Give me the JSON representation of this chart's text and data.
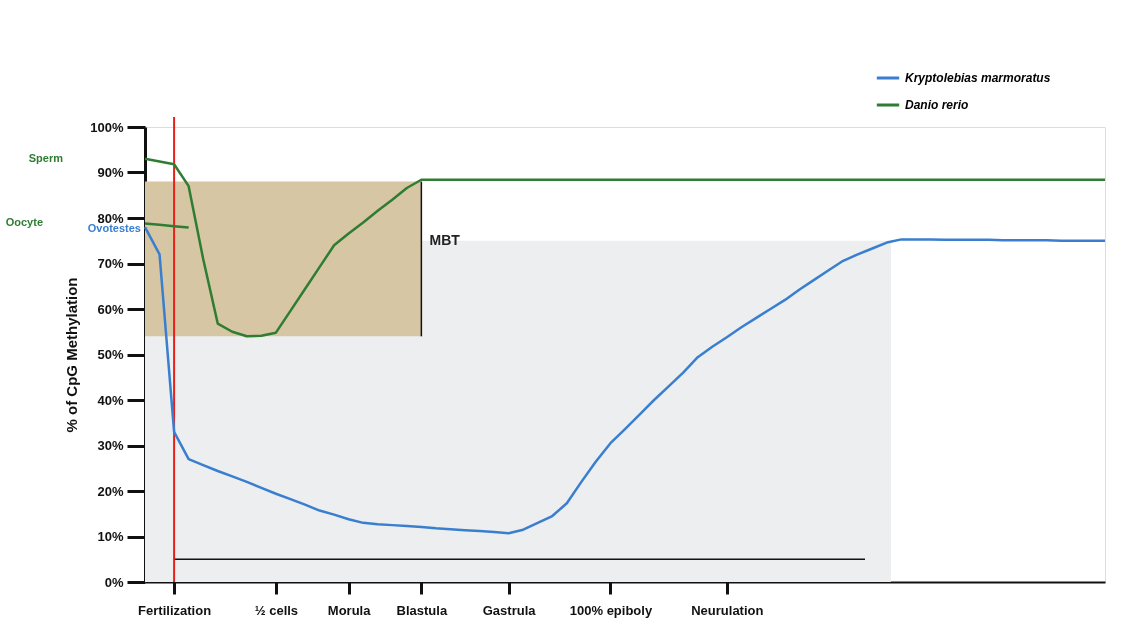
{
  "chart_data": {
    "type": "line",
    "ylabel": "% of CpG Methylation",
    "categories": [
      null,
      null,
      "Fertilization",
      null,
      null,
      null,
      null,
      null,
      null,
      "½ cells",
      null,
      null,
      null,
      null,
      "Morula",
      null,
      null,
      null,
      null,
      "Blastula",
      null,
      null,
      null,
      null,
      null,
      "Gastrula",
      null,
      null,
      null,
      null,
      null,
      null,
      "100% epiboly",
      null,
      null,
      null,
      null,
      null,
      null,
      null,
      "Neurulation",
      null,
      null,
      null,
      null,
      null,
      null,
      null,
      null,
      null,
      null,
      null,
      null,
      null,
      null,
      null,
      null,
      null,
      null,
      null,
      null,
      null,
      null,
      null,
      null,
      null,
      null
    ],
    "ylim": [
      0,
      100
    ],
    "yticks": [
      {
        "value": 0,
        "label": "0%"
      },
      {
        "value": 10,
        "label": "10%"
      },
      {
        "value": 20,
        "label": "20%"
      },
      {
        "value": 30,
        "label": "30%"
      },
      {
        "value": 40,
        "label": "40%"
      },
      {
        "value": 50,
        "label": "50%"
      },
      {
        "value": 60,
        "label": "60%"
      },
      {
        "value": 70,
        "label": "70%"
      },
      {
        "value": 80,
        "label": "80%"
      },
      {
        "value": 90,
        "label": "90%"
      },
      {
        "value": 100,
        "label": "100%"
      }
    ],
    "series": [
      {
        "name": "Kryptolebias marmoratus",
        "color": "#3a7fcf",
        "values": [
          78,
          72,
          33,
          27,
          25.7,
          24.4,
          23.2,
          22,
          20.7,
          19.4,
          18.2,
          17,
          15.7,
          14.8,
          13.8,
          13,
          12.7,
          12.5,
          12.3,
          12.1,
          11.8,
          11.6,
          11.4,
          11.2,
          11,
          10.7,
          11.5,
          13,
          14.5,
          17.3,
          22,
          26.5,
          30.5,
          33.6,
          36.8,
          40,
          43,
          46,
          49.4,
          51.7,
          53.8,
          56,
          58,
          60,
          62,
          64.3,
          66.4,
          68.5,
          70.6,
          72,
          73.3,
          74.6,
          75.3,
          75.3,
          75.3,
          75.2,
          75.2,
          75.2,
          75.2,
          75.1,
          75.1,
          75.1,
          75.1,
          75,
          75,
          75,
          75
        ]
      },
      {
        "name": "Danio rerio",
        "color": "#2e7d32",
        "values": [
          93,
          92.4,
          91.8,
          87,
          71,
          56.8,
          55,
          54,
          54.1,
          54.8,
          59.6,
          64.4,
          69.2,
          74,
          76.6,
          79,
          81.6,
          84,
          86.6,
          88.4,
          88.4,
          88.4,
          88.4,
          88.4,
          88.4,
          88.4,
          88.4,
          88.4,
          88.4,
          88.4,
          88.4,
          88.4,
          88.4,
          88.4,
          88.4,
          88.4,
          88.4,
          88.4,
          88.4,
          88.4,
          88.4,
          88.4,
          88.4,
          88.4,
          88.4,
          88.4,
          88.4,
          88.4,
          88.4,
          88.4,
          88.4,
          88.4,
          88.4,
          88.4,
          88.4,
          88.4,
          88.4,
          88.4,
          88.4,
          88.4,
          88.4,
          88.4,
          88.4,
          88.4,
          88.4,
          88.4,
          88.4
        ]
      },
      {
        "color": "#2e7d32",
        "values": [
          78.8,
          78.5,
          78.2,
          77.9,
          null,
          null,
          null,
          null,
          null,
          null,
          null,
          null,
          null,
          null,
          null,
          null,
          null,
          null,
          null,
          null,
          null,
          null,
          null,
          null,
          null,
          null,
          null,
          null,
          null,
          null,
          null,
          null,
          null,
          null,
          null,
          null,
          null,
          null,
          null,
          null,
          null,
          null,
          null,
          null,
          null,
          null,
          null,
          null,
          null,
          null,
          null,
          null,
          null,
          null,
          null,
          null,
          null,
          null,
          null,
          null,
          null,
          null,
          null,
          null,
          null,
          null,
          null
        ]
      }
    ],
    "bands": [
      {
        "axis": "y",
        "from": 54,
        "to": 88,
        "color": "#d6c6a4"
      }
    ],
    "ref_lines": [
      {
        "axis": "x",
        "value": "Fertilization",
        "color": "#e8201a"
      },
      {
        "axis": "y",
        "value": 5,
        "color": "#111111"
      },
      {
        "axis": "x",
        "value": "Blastula",
        "color": "#111111"
      }
    ],
    "annotations": [
      "Sperm",
      "Oocyte",
      "Ovotestes",
      "MBT"
    ],
    "legend": "top right",
    "grid": false,
    "marker": "none",
    "line_style": "solid"
  }
}
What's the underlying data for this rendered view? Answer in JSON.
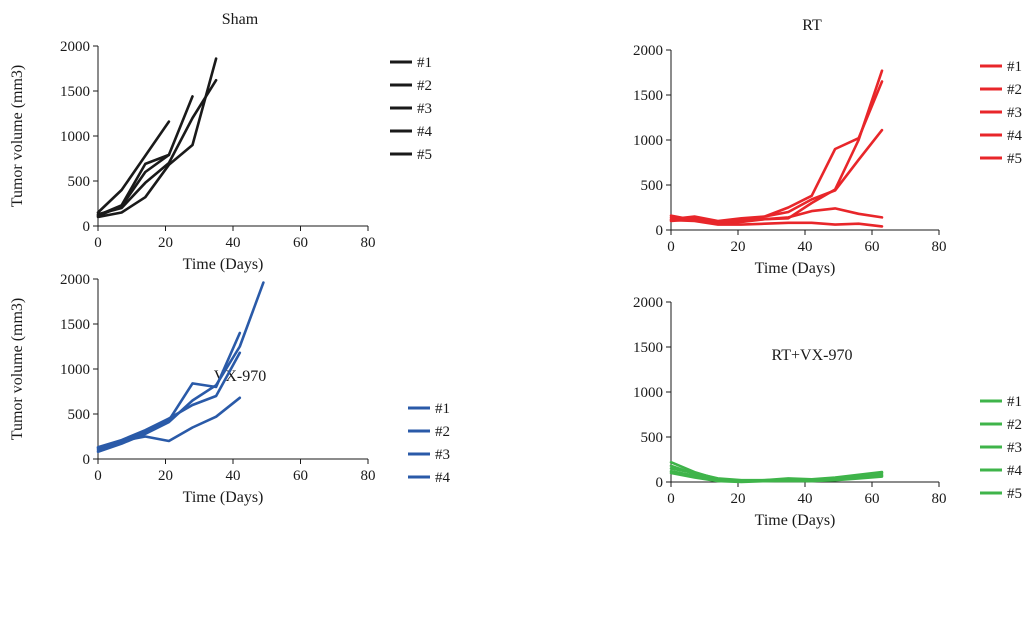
{
  "chart_data": [
    {
      "type": "line",
      "title": "Sham",
      "xlabel": "Time (Days)",
      "ylabel": "Tumor volume (mm3)",
      "xlim": [
        0,
        80
      ],
      "ylim": [
        0,
        2000
      ],
      "xticks": [
        "0",
        "20",
        "40",
        "60",
        "80"
      ],
      "yticks": [
        "0",
        "500",
        "1000",
        "1500",
        "2000"
      ],
      "color": "#1a1a1a",
      "series": [
        {
          "name": "#1",
          "x": [
            0,
            7,
            14,
            21
          ],
          "y": [
            150,
            400,
            780,
            1160
          ]
        },
        {
          "name": "#2",
          "x": [
            0,
            7,
            14,
            21,
            28
          ],
          "y": [
            120,
            230,
            690,
            790,
            1440
          ]
        },
        {
          "name": "#3",
          "x": [
            0,
            7,
            14,
            21,
            28,
            35
          ],
          "y": [
            100,
            150,
            320,
            680,
            900,
            1860
          ]
        },
        {
          "name": "#4",
          "x": [
            0,
            7,
            14,
            21,
            28,
            35
          ],
          "y": [
            130,
            200,
            480,
            700,
            1200,
            1620
          ]
        },
        {
          "name": "#5",
          "x": [
            0,
            7,
            14,
            21
          ],
          "y": [
            110,
            220,
            600,
            790
          ]
        }
      ]
    },
    {
      "type": "line",
      "title": "RT",
      "xlabel": "Time (Days)",
      "ylabel": "",
      "xlim": [
        0,
        80
      ],
      "ylim": [
        0,
        2000
      ],
      "xticks": [
        "0",
        "20",
        "40",
        "60",
        "80"
      ],
      "yticks": [
        "0",
        "500",
        "1000",
        "1500",
        "2000"
      ],
      "color": "#e8262a",
      "series": [
        {
          "name": "#1",
          "x": [
            0,
            7,
            14,
            21,
            28,
            35,
            42,
            49,
            56,
            63
          ],
          "y": [
            160,
            110,
            70,
            90,
            120,
            140,
            210,
            240,
            180,
            140
          ]
        },
        {
          "name": "#2",
          "x": [
            0,
            7,
            14,
            21,
            28,
            35,
            42,
            49,
            56,
            63
          ],
          "y": [
            120,
            150,
            100,
            130,
            150,
            250,
            380,
            900,
            1020,
            1650
          ]
        },
        {
          "name": "#3",
          "x": [
            0,
            7,
            14,
            21,
            28,
            35,
            42,
            49,
            56,
            63
          ],
          "y": [
            140,
            130,
            80,
            110,
            150,
            200,
            340,
            440,
            780,
            1110
          ]
        },
        {
          "name": "#4",
          "x": [
            0,
            7,
            14,
            21,
            28,
            35,
            42,
            49,
            56,
            63
          ],
          "y": [
            100,
            120,
            90,
            110,
            120,
            130,
            300,
            450,
            1000,
            1770
          ]
        },
        {
          "name": "#5",
          "x": [
            0,
            7,
            14,
            21,
            28,
            35,
            42,
            49,
            56,
            63
          ],
          "y": [
            110,
            100,
            60,
            60,
            70,
            80,
            80,
            60,
            70,
            40
          ]
        }
      ]
    },
    {
      "type": "line",
      "title": "VX-970",
      "xlabel": "Time (Days)",
      "ylabel": "Tumor volume (mm3)",
      "xlim": [
        0,
        80
      ],
      "ylim": [
        0,
        2000
      ],
      "xticks": [
        "0",
        "20",
        "40",
        "60",
        "80"
      ],
      "yticks": [
        "0",
        "500",
        "1000",
        "1500",
        "2000"
      ],
      "color": "#2a5aa8",
      "series": [
        {
          "name": "#1",
          "x": [
            0,
            7,
            14,
            21,
            28,
            35,
            42
          ],
          "y": [
            120,
            200,
            250,
            200,
            350,
            470,
            680
          ]
        },
        {
          "name": "#2",
          "x": [
            0,
            7,
            14,
            21,
            28,
            35,
            42
          ],
          "y": [
            100,
            180,
            300,
            430,
            840,
            800,
            1400
          ]
        },
        {
          "name": "#3",
          "x": [
            0,
            7,
            14,
            21,
            28,
            35,
            42,
            49
          ],
          "y": [
            80,
            170,
            280,
            410,
            650,
            820,
            1250,
            1960
          ]
        },
        {
          "name": "#4",
          "x": [
            0,
            7,
            14,
            21,
            28,
            35,
            42
          ],
          "y": [
            130,
            210,
            320,
            450,
            600,
            700,
            1180
          ]
        }
      ]
    },
    {
      "type": "line",
      "title": "RT+VX-970",
      "xlabel": "Time (Days)",
      "ylabel": "",
      "xlim": [
        0,
        80
      ],
      "ylim": [
        0,
        2000
      ],
      "xticks": [
        "0",
        "20",
        "40",
        "60",
        "80"
      ],
      "yticks": [
        "0",
        "500",
        "1000",
        "1500",
        "2000"
      ],
      "color": "#3fb44a",
      "series": [
        {
          "name": "#1",
          "x": [
            0,
            7,
            14,
            21,
            28,
            35,
            42,
            49,
            56,
            63
          ],
          "y": [
            220,
            110,
            30,
            10,
            20,
            30,
            20,
            40,
            70,
            100
          ]
        },
        {
          "name": "#2",
          "x": [
            0,
            7,
            14,
            21,
            28,
            35,
            42,
            49,
            56,
            63
          ],
          "y": [
            180,
            90,
            20,
            10,
            10,
            20,
            20,
            30,
            60,
            80
          ]
        },
        {
          "name": "#3",
          "x": [
            0,
            7,
            14,
            21,
            28,
            35,
            42,
            49,
            56,
            63
          ],
          "y": [
            150,
            100,
            40,
            20,
            20,
            40,
            30,
            50,
            80,
            110
          ]
        },
        {
          "name": "#4",
          "x": [
            0,
            7,
            14,
            21,
            28,
            35,
            42,
            49,
            56,
            63
          ],
          "y": [
            120,
            70,
            20,
            10,
            10,
            20,
            10,
            30,
            50,
            70
          ]
        },
        {
          "name": "#5",
          "x": [
            0,
            7,
            14,
            21,
            28,
            35,
            42,
            49,
            56,
            63
          ],
          "y": [
            100,
            50,
            10,
            0,
            10,
            10,
            10,
            20,
            40,
            60
          ]
        }
      ]
    }
  ]
}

# [ABOUT THIS EXERCISE]
In the entries above, some lines hold the string "color". Copy each of them.

# [SOLUTION FOR THIS PROBLEM]
        "color": "#3a7fcf",
        "color": "#2e7d32",
        "color": "#2e7d32",
        "color": "#d6c6a4"
        "color": "#e8201a"
        "color": "#111111"
        "color": "#111111"
      "color": "#1a1a1a",
      "color": "#e8262a",
      "color": "#2a5aa8",
      "color": "#3fb44a",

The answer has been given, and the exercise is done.